> [Instructions for the task]
Only the pictures are left out: repeat the rest of the entries exactly.
___ Listed entries ___
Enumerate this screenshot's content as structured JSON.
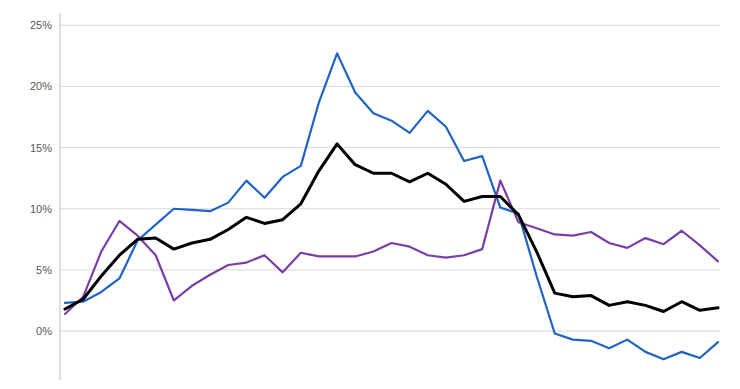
{
  "chart_data": {
    "type": "line",
    "categories": [
      null,
      null,
      null,
      null,
      null,
      null,
      null,
      null,
      null,
      null,
      null,
      null,
      null,
      null,
      null,
      null,
      null,
      null,
      null,
      null,
      null,
      null,
      null,
      null,
      null,
      null,
      null,
      null,
      null,
      null,
      null,
      null,
      null,
      null,
      null,
      null,
      null
    ],
    "series": [
      {
        "color": "#1f63c6",
        "values": [
          2.3,
          2.4,
          3.2,
          4.3,
          7.4,
          8.7,
          10.0,
          9.9,
          9.8,
          10.5,
          12.3,
          10.9,
          12.6,
          13.5,
          18.7,
          22.7,
          19.5,
          17.8,
          17.2,
          16.2,
          18.0,
          16.7,
          13.9,
          14.3,
          10.1,
          9.6,
          4.5,
          -0.2,
          -0.7,
          -0.8,
          -1.4,
          -0.7,
          -1.7,
          -2.3,
          -1.7,
          -2.2,
          -0.9
        ]
      },
      {
        "color": "#7a3fa6",
        "values": [
          1.4,
          2.8,
          6.5,
          9.0,
          7.8,
          6.2,
          2.5,
          3.7,
          4.6,
          5.4,
          5.6,
          6.2,
          4.8,
          6.4,
          6.1,
          6.1,
          6.1,
          6.5,
          7.2,
          6.9,
          6.2,
          6.0,
          6.2,
          6.7,
          12.3,
          8.9,
          8.4,
          7.9,
          7.8,
          8.1,
          7.2,
          6.8,
          7.6,
          7.1,
          8.2,
          7.0,
          5.7
        ]
      },
      {
        "color": "#000000",
        "values": [
          1.8,
          2.6,
          4.5,
          6.2,
          7.5,
          7.6,
          6.7,
          7.2,
          7.5,
          8.3,
          9.3,
          8.8,
          9.1,
          10.4,
          13.1,
          15.3,
          13.6,
          12.9,
          12.9,
          12.2,
          12.9,
          12.0,
          10.6,
          11.0,
          11.0,
          9.5,
          6.5,
          3.1,
          2.8,
          2.9,
          2.1,
          2.4,
          2.1,
          1.6,
          2.4,
          1.7,
          1.9
        ]
      }
    ],
    "ylim": [
      -4,
      26
    ],
    "yticks": [
      {
        "value": 0,
        "label": "0%"
      },
      {
        "value": 5,
        "label": "5%"
      },
      {
        "value": 10,
        "label": "10%"
      },
      {
        "value": 15,
        "label": "15%"
      },
      {
        "value": 20,
        "label": "20%"
      },
      {
        "value": 25,
        "label": "25%"
      }
    ],
    "grid": true,
    "tick_labels": "y"
  }
}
___
> [Answer for this exercise]
Enumerate this screenshot's content as structured JSON.
{
  "chart_data": {
    "type": "line",
    "categories": [
      null,
      null,
      null,
      null,
      null,
      null,
      null,
      null,
      null,
      null,
      null,
      null,
      null,
      null,
      null,
      null,
      null,
      null,
      null,
      null,
      null,
      null,
      null,
      null,
      null,
      null,
      null,
      null,
      null,
      null,
      null,
      null,
      null,
      null,
      null,
      null,
      null
    ],
    "series": [
      {
        "color": "#1f63c6",
        "values": [
          2.3,
          2.4,
          3.2,
          4.3,
          7.4,
          8.7,
          10.0,
          9.9,
          9.8,
          10.5,
          12.3,
          10.9,
          12.6,
          13.5,
          18.7,
          22.7,
          19.5,
          17.8,
          17.2,
          16.2,
          18.0,
          16.7,
          13.9,
          14.3,
          10.1,
          9.6,
          4.5,
          -0.2,
          -0.7,
          -0.8,
          -1.4,
          -0.7,
          -1.7,
          -2.3,
          -1.7,
          -2.2,
          -0.9
        ]
      },
      {
        "color": "#7a3fa6",
        "values": [
          1.4,
          2.8,
          6.5,
          9.0,
          7.8,
          6.2,
          2.5,
          3.7,
          4.6,
          5.4,
          5.6,
          6.2,
          4.8,
          6.4,
          6.1,
          6.1,
          6.1,
          6.5,
          7.2,
          6.9,
          6.2,
          6.0,
          6.2,
          6.7,
          12.3,
          8.9,
          8.4,
          7.9,
          7.8,
          8.1,
          7.2,
          6.8,
          7.6,
          7.1,
          8.2,
          7.0,
          5.7
        ]
      },
      {
        "color": "#000000",
        "values": [
          1.8,
          2.6,
          4.5,
          6.2,
          7.5,
          7.6,
          6.7,
          7.2,
          7.5,
          8.3,
          9.3,
          8.8,
          9.1,
          10.4,
          13.1,
          15.3,
          13.6,
          12.9,
          12.9,
          12.2,
          12.9,
          12.0,
          10.6,
          11.0,
          11.0,
          9.5,
          6.5,
          3.1,
          2.8,
          2.9,
          2.1,
          2.4,
          2.1,
          1.6,
          2.4,
          1.7,
          1.9
        ]
      }
    ],
    "ylim": [
      -4,
      26
    ],
    "yticks": [
      {
        "value": 0,
        "label": "0%"
      },
      {
        "value": 5,
        "label": "5%"
      },
      {
        "value": 10,
        "label": "10%"
      },
      {
        "value": 15,
        "label": "15%"
      },
      {
        "value": 20,
        "label": "20%"
      },
      {
        "value": 25,
        "label": "25%"
      }
    ],
    "grid": true,
    "tick_labels": "y"
  }
}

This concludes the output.